Copy the material that follows word for word and omit its pictures.

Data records
***
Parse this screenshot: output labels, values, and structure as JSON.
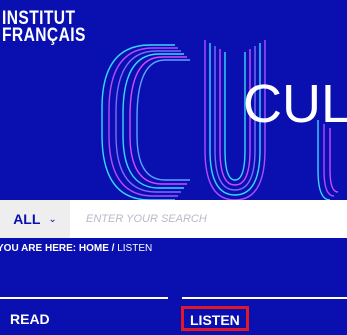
{
  "brand": {
    "line1": "INSTITUT",
    "line2": "FRANÇAIS"
  },
  "hero": {
    "word": "CUL"
  },
  "search": {
    "filter_label": "ALL",
    "placeholder": "ENTER YOUR SEARCH",
    "value": ""
  },
  "breadcrumb": {
    "prefix": "YOU ARE HERE:",
    "home": "HOME",
    "separator": "/",
    "current": "LISTEN"
  },
  "tabs": [
    {
      "label": "READ",
      "active": false
    },
    {
      "label": "LISTEN",
      "active": true
    }
  ],
  "colors": {
    "brand_blue": "#0a0fb0",
    "highlight_red": "#e0182a",
    "neon_cyan": "#3ad6ff",
    "neon_purple": "#b24bff"
  },
  "icons": {
    "filter_chevron": "chevron-down-icon"
  }
}
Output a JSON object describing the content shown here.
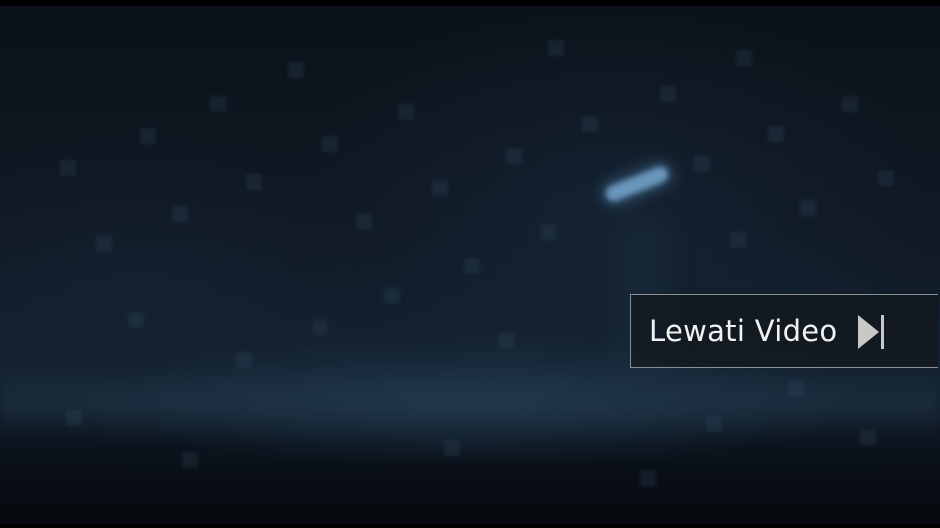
{
  "player": {
    "skip_label": "Lewati Video",
    "skip_icon": "skip-next-icon"
  },
  "colors": {
    "skip_text": "#f2f2f2",
    "skip_border": "#8a8f94",
    "skip_icon": "#c8c8c8"
  }
}
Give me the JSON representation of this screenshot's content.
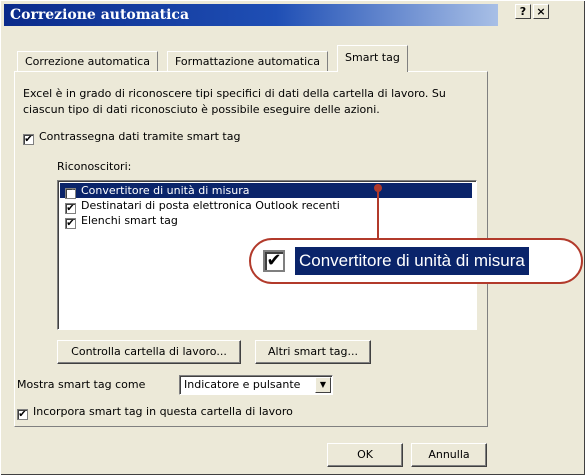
{
  "dialog": {
    "title": "Correzione automatica",
    "help_button": "?",
    "close_button": "×"
  },
  "tabs": [
    {
      "label": "Correzione automatica",
      "active": false
    },
    {
      "label": "Formattazione automatica",
      "active": false
    },
    {
      "label": "Smart tag",
      "active": true
    }
  ],
  "panel": {
    "description": "Excel è in grado di riconoscere tipi specifici di dati della cartella di lavoro. Su ciascun tipo di dati riconosciuto è possibile eseguire delle azioni.",
    "label_data_tags": "Contrassegna dati tramite smart tag",
    "label_data_tags_checked": true,
    "recognizers_label": "Riconoscitori:",
    "recognizers": [
      {
        "label": "Convertitore di unità di misura",
        "checked": true,
        "selected": true
      },
      {
        "label": "Destinatari di posta elettronica Outlook recenti",
        "checked": true,
        "selected": false
      },
      {
        "label": "Elenchi smart tag",
        "checked": true,
        "selected": false
      }
    ],
    "check_workbook_button": "Controlla cartella di lavoro...",
    "more_tags_button": "Altri smart tag...",
    "show_as_label": "Mostra smart tag come",
    "show_as_value": "Indicatore e pulsante",
    "embed_label": "Incorpora smart tag in questa cartella di lavoro",
    "embed_checked": true
  },
  "footer": {
    "ok_button": "OK",
    "cancel_button": "Annulla"
  },
  "callout": {
    "label": "Convertitore di unità di misura",
    "checked": true
  },
  "glyphs": {
    "check": "✔",
    "dropdown": "▼"
  },
  "colors": {
    "accent": "#b23a2b",
    "selection": "#0a246a",
    "title_start": "#0a2a8a"
  }
}
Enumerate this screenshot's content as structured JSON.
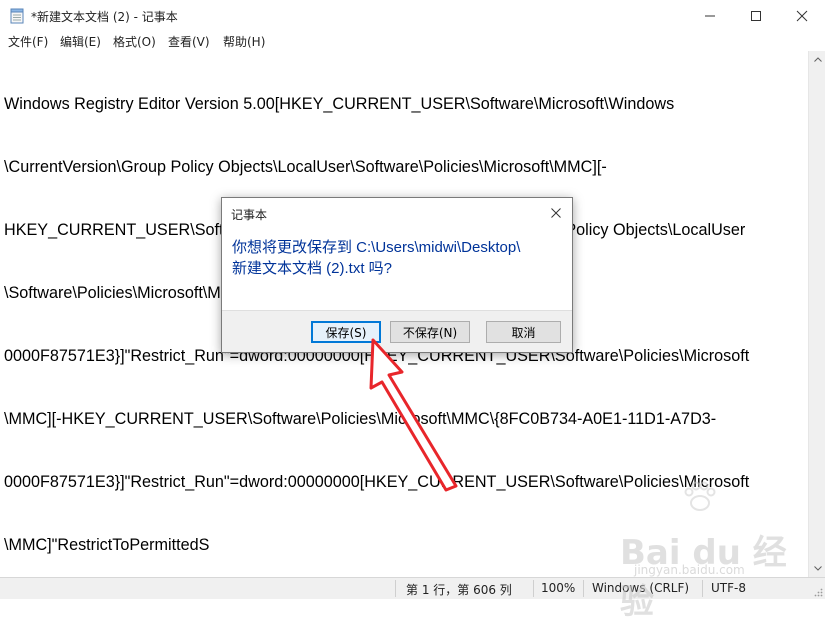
{
  "window": {
    "title": "*新建文本文档 (2) - 记事本",
    "icon": "notepad-icon"
  },
  "menu": [
    {
      "label": "文件(F)"
    },
    {
      "label": "编辑(E)"
    },
    {
      "label": "格式(O)"
    },
    {
      "label": "查看(V)"
    },
    {
      "label": "帮助(H)"
    }
  ],
  "editor": {
    "lines": [
      "Windows Registry Editor Version 5.00[HKEY_CURRENT_USER\\Software\\Microsoft\\Windows",
      "\\CurrentVersion\\Group Policy Objects\\LocalUser\\Software\\Policies\\Microsoft\\MMC][-",
      "HKEY_CURRENT_USER\\Software\\Microsoft\\Windows\\CurrentVersion\\Group Policy Objects\\LocalUser",
      "\\Software\\Policies\\Microsoft\\MMC\\{8FC0B734-A0E1-11D1-A7D3-",
      "0000F87571E3}]\"Restrict_Run\"=dword:00000000[HKEY_CURRENT_USER\\Software\\Policies\\Microsoft",
      "\\MMC][-HKEY_CURRENT_USER\\Software\\Policies\\Microsoft\\MMC\\{8FC0B734-A0E1-11D1-A7D3-",
      "0000F87571E3}]\"Restrict_Run\"=dword:00000000[HKEY_CURRENT_USER\\Software\\Policies\\Microsoft",
      "\\MMC]\"RestrictToPermittedS"
    ]
  },
  "status": {
    "position": "第 1 行，第 606 列",
    "zoom": "100%",
    "line_ending": "Windows (CRLF)",
    "encoding": "UTF-8"
  },
  "dialog": {
    "title": "记事本",
    "message_line1": "你想将更改保存到 C:\\Users\\midwi\\Desktop\\",
    "message_line2": "新建文本文档 (2).txt 吗?",
    "save_label": "保存(S)",
    "dont_save_label": "不保存(N)",
    "cancel_label": "取消"
  },
  "watermark": {
    "text": "Bai du 经验",
    "sub": "jingyan.baidu.com"
  },
  "colors": {
    "accent": "#0078d7",
    "dialog_message": "#003399",
    "annotation_arrow": "#e8262b"
  }
}
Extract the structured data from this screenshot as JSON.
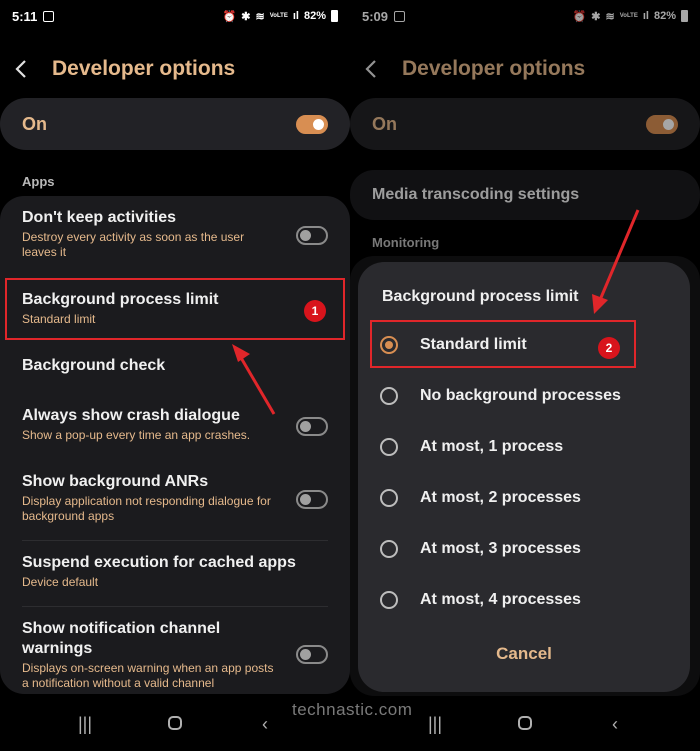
{
  "left": {
    "status": {
      "time": "5:11",
      "battery": "82%",
      "net": "VoLTE"
    },
    "appbar_title": "Developer options",
    "master": {
      "label": "On",
      "on": true
    },
    "section": "Apps",
    "rows": [
      {
        "title": "Don't keep activities",
        "sub": "Destroy every activity as soon as the user leaves it",
        "toggle": false
      },
      {
        "title": "Background process limit",
        "sub": "Standard limit"
      },
      {
        "title": "Background check"
      },
      {
        "title": "Always show crash dialogue",
        "sub": "Show a pop-up every time an app crashes.",
        "toggle": false
      },
      {
        "title": "Show background ANRs",
        "sub": "Display application not responding dialogue for background apps",
        "toggle": false
      },
      {
        "title": "Suspend execution for cached apps",
        "sub": "Device default"
      },
      {
        "title": "Show notification channel warnings",
        "sub": "Displays on-screen warning when an app posts a notification without a valid channel",
        "toggle": false
      }
    ],
    "badge": "1"
  },
  "right": {
    "status": {
      "time": "5:09",
      "battery": "82%",
      "net": "VoLTE"
    },
    "appbar_title": "Developer options",
    "master": {
      "label": "On",
      "on": true
    },
    "media_row": "Media transcoding settings",
    "section": "Monitoring",
    "dialog": {
      "title": "Background process limit",
      "options": [
        {
          "label": "Standard limit",
          "selected": true
        },
        {
          "label": "No background processes",
          "selected": false
        },
        {
          "label": "At most, 1 process",
          "selected": false
        },
        {
          "label": "At most, 2 processes",
          "selected": false
        },
        {
          "label": "At most, 3 processes",
          "selected": false
        },
        {
          "label": "At most, 4 processes",
          "selected": false
        }
      ],
      "cancel": "Cancel"
    },
    "badge": "2"
  },
  "nav": {
    "recents": "|||",
    "back": "‹"
  },
  "watermark": "technastic.com",
  "colors": {
    "accent": "#e5b98c",
    "toggle_on": "#d88e52",
    "annotation": "#e0262a"
  }
}
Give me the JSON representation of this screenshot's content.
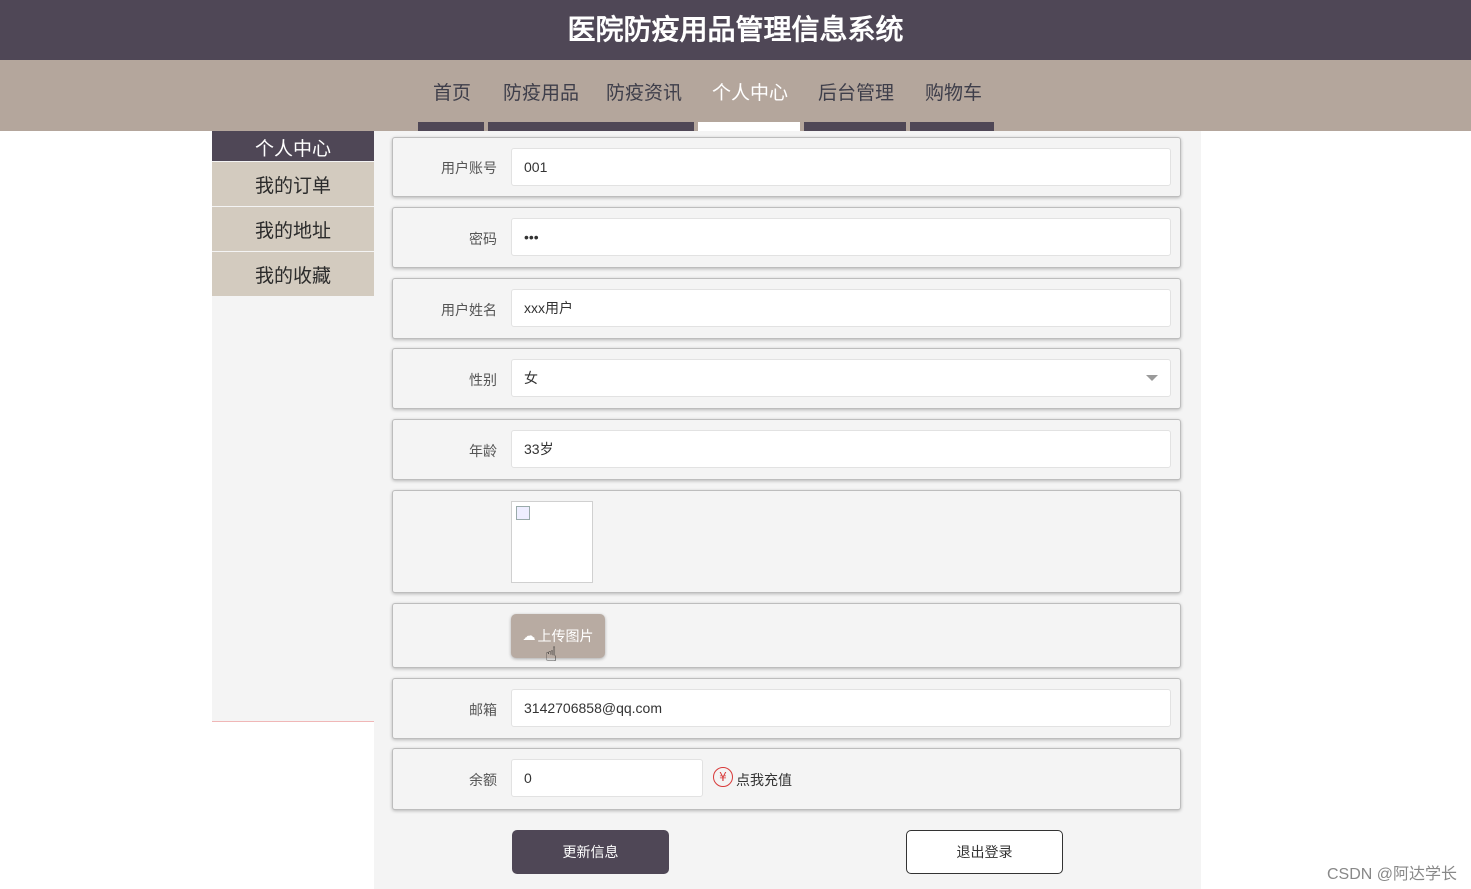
***
• TASK SOLUTION:
Parse this screenshot: output labels, values, and structure as JSON.
{
  "brand": {
    "line1": "INSTITUT",
    "line2": "FRANÇAIS"
  },
  "hero": {
    "word": "CUL"
  },
  "search": {
    "filter_label": "ALL",
    "placeholder": "ENTER YOUR SEARCH",
    "value": ""
  },
  "breadcrumb": {
    "prefix": "YOU ARE HERE:",
    "home": "HOME",
    "separator": "/",
    "current": "LISTEN"
  },
  "tabs": [
    {
      "label": "READ",
      "active": false
    },
    {
      "label": "LISTEN",
      "active": true
    }
  ],
  "colors": {
    "brand_blue": "#0a0fb0",
    "highlight_red": "#e0182a",
    "neon_cyan": "#3ad6ff",
    "neon_purple": "#b24bff"
  },
  "icons": {
    "filter_chevron": "chevron-down-icon"
  }
}
Output a JSON object describing the content shown here.
{
  "player": {
    "skip_label": "Lewati Video",
    "skip_icon": "skip-next-icon"
  },
  "colors": {
    "skip_text": "#f2f2f2",
    "skip_border": "#8a8f94",
    "skip_icon": "#c8c8c8"
  }
}
Give me the JSON representation of this screenshot's content.
{
  "dialog": {
    "title": "Correzione automatica",
    "help_button": "?",
    "close_button": "×"
  },
  "tabs": [
    {
      "label": "Correzione automatica",
      "active": false
    },
    {
      "label": "Formattazione automatica",
      "active": false
    },
    {
      "label": "Smart tag",
      "active": true
    }
  ],
  "panel": {
    "description": "Excel è in grado di riconoscere tipi specifici di dati della cartella di lavoro. Su ciascun tipo di dati riconosciuto è possibile eseguire delle azioni.",
    "label_data_tags": "Contrassegna dati tramite smart tag",
    "label_data_tags_checked": true,
    "recognizers_label": "Riconoscitori:",
    "recognizers": [
      {
        "label": "Convertitore di unità di misura",
        "checked": true,
        "selected": true
      },
      {
        "label": "Destinatari di posta elettronica Outlook recenti",
        "checked": true,
        "selected": false
      },
      {
        "label": "Elenchi smart tag",
        "checked": true,
        "selected": false
      }
    ],
    "check_workbook_button": "Controlla cartella di lavoro...",
    "more_tags_button": "Altri smart tag...",
    "show_as_label": "Mostra smart tag come",
    "show_as_value": "Indicatore e pulsante",
    "embed_label": "Incorpora smart tag in questa cartella di lavoro",
    "embed_checked": true
  },
  "footer": {
    "ok_button": "OK",
    "cancel_button": "Annulla"
  },
  "callout": {
    "label": "Convertitore di unità di misura",
    "checked": true
  },
  "glyphs": {
    "check": "✔",
    "dropdown": "▼"
  },
  "colors": {
    "accent": "#b23a2b",
    "selection": "#0a246a",
    "title_start": "#0a2a8a"
  }
}
Enumerate this screenshot's content as structured JSON.
{
  "window": {
    "title": "*新建文本文档 (2) - 记事本",
    "icon": "notepad-icon"
  },
  "menu": [
    {
      "label": "文件(F)"
    },
    {
      "label": "编辑(E)"
    },
    {
      "label": "格式(O)"
    },
    {
      "label": "查看(V)"
    },
    {
      "label": "帮助(H)"
    }
  ],
  "editor": {
    "lines": [
      "Windows Registry Editor Version 5.00[HKEY_CURRENT_USER\\Software\\Microsoft\\Windows",
      "\\CurrentVersion\\Group Policy Objects\\LocalUser\\Software\\Policies\\Microsoft\\MMC][-",
      "HKEY_CURRENT_USER\\Software\\Microsoft\\Windows\\CurrentVersion\\Group Policy Objects\\LocalUser",
      "\\Software\\Policies\\Microsoft\\MMC\\{8FC0B734-A0E1-11D1-A7D3-",
      "0000F87571E3}]\"Restrict_Run\"=dword:00000000[HKEY_CURRENT_USER\\Software\\Policies\\Microsoft",
      "\\MMC][-HKEY_CURRENT_USER\\Software\\Policies\\Microsoft\\MMC\\{8FC0B734-A0E1-11D1-A7D3-",
      "0000F87571E3}]\"Restrict_Run\"=dword:00000000[HKEY_CURRENT_USER\\Software\\Policies\\Microsoft",
      "\\MMC]\"RestrictToPermittedS"
    ]
  },
  "status": {
    "position": "第 1 行，第 606 列",
    "zoom": "100%",
    "line_ending": "Windows (CRLF)",
    "encoding": "UTF-8"
  },
  "dialog": {
    "title": "记事本",
    "message_line1": "你想将更改保存到 C:\\Users\\midwi\\Desktop\\",
    "message_line2": "新建文本文档 (2).txt 吗?",
    "save_label": "保存(S)",
    "dont_save_label": "不保存(N)",
    "cancel_label": "取消"
  },
  "watermark": {
    "text": "Bai du 经验",
    "sub": "jingyan.baidu.com"
  },
  "colors": {
    "accent": "#0078d7",
    "dialog_message": "#003399",
    "annotation_arrow": "#e8262b"
  }
}
Extract the structured data from this screenshot as JSON.
{
  "left": {
    "status": {
      "time": "5:11",
      "battery": "82%",
      "net": "VoLTE"
    },
    "appbar_title": "Developer options",
    "master": {
      "label": "On",
      "on": true
    },
    "section": "Apps",
    "rows": [
      {
        "title": "Don't keep activities",
        "sub": "Destroy every activity as soon as the user leaves it",
        "toggle": false
      },
      {
        "title": "Background process limit",
        "sub": "Standard limit"
      },
      {
        "title": "Background check"
      },
      {
        "title": "Always show crash dialogue",
        "sub": "Show a pop-up every time an app crashes.",
        "toggle": false
      },
      {
        "title": "Show background ANRs",
        "sub": "Display application not responding dialogue for background apps",
        "toggle": false
      },
      {
        "title": "Suspend execution for cached apps",
        "sub": "Device default"
      },
      {
        "title": "Show notification channel warnings",
        "sub": "Displays on-screen warning when an app posts a notification without a valid channel",
        "toggle": false
      }
    ],
    "badge": "1"
  },
  "right": {
    "status": {
      "time": "5:09",
      "battery": "82%",
      "net": "VoLTE"
    },
    "appbar_title": "Developer options",
    "master": {
      "label": "On",
      "on": true
    },
    "media_row": "Media transcoding settings",
    "section": "Monitoring",
    "dialog": {
      "title": "Background process limit",
      "options": [
        {
          "label": "Standard limit",
          "selected": true
        },
        {
          "label": "No background processes",
          "selected": false
        },
        {
          "label": "At most, 1 process",
          "selected": false
        },
        {
          "label": "At most, 2 processes",
          "selected": false
        },
        {
          "label": "At most, 3 processes",
          "selected": false
        },
        {
          "label": "At most, 4 processes",
          "selected": false
        }
      ],
      "cancel": "Cancel"
    },
    "badge": "2"
  },
  "nav": {
    "recents": "|||",
    "back": "‹"
  },
  "watermark": "technastic.com",
  "colors": {
    "accent": "#e5b98c",
    "toggle_on": "#d88e52",
    "annotation": "#e0262a"
  }
}
Give me the JSON representation of this screenshot's content.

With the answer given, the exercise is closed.